(Collected data entries)

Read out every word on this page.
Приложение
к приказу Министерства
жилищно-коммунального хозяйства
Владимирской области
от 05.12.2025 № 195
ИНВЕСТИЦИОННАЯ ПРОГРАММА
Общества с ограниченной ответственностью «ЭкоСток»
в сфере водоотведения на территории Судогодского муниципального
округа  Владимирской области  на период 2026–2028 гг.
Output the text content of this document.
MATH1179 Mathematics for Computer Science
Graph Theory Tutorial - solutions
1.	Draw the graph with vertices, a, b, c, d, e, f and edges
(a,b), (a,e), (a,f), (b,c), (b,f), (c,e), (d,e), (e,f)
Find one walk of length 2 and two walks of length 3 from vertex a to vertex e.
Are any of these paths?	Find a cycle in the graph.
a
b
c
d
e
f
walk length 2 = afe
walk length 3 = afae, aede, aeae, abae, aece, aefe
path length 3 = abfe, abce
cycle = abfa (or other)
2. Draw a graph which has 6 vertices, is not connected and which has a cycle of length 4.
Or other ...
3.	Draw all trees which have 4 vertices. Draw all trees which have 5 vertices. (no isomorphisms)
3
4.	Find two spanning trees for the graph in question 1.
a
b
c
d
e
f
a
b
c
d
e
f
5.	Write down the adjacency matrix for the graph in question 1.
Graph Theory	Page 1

OBJECTIVE: Your task is to transcribe the line containing "Output the text content of this document." and every line after it, through the last line of the data, exactly as written and with nothing more.

TASK SOLUTION:
Output the text content of this document.
MATH1179 Mathematics for Computer Science
Graph Theory Tutorial - solutions
1.	Draw the graph with vertices, a, b, c, d, e, f and edges
(a,b), (a,e), (a,f), (b,c), (b,f), (c,e), (d,e), (e,f)
Find one walk of length 2 and two walks of length 3 from vertex a to vertex e.
Are any of these paths?	Find a cycle in the graph.
a
b
c
d
e
f
walk length 2 = afe
walk length 3 = afae, aede, aeae, abae, aece, aefe
path length 3 = abfe, abce
cycle = abfa (or other)
2. Draw a graph which has 6 vertices, is not connected and which has a cycle of length 4.
Or other ...
3.	Draw all trees which have 4 vertices. Draw all trees which have 5 vertices. (no isomorphisms)
3
4.	Find two spanning trees for the graph in question 1.
a
b
c
d
e
f
a
b
c
d
e
f
5.	Write down the adjacency matrix for the graph in question 1.
Graph Theory	Page 1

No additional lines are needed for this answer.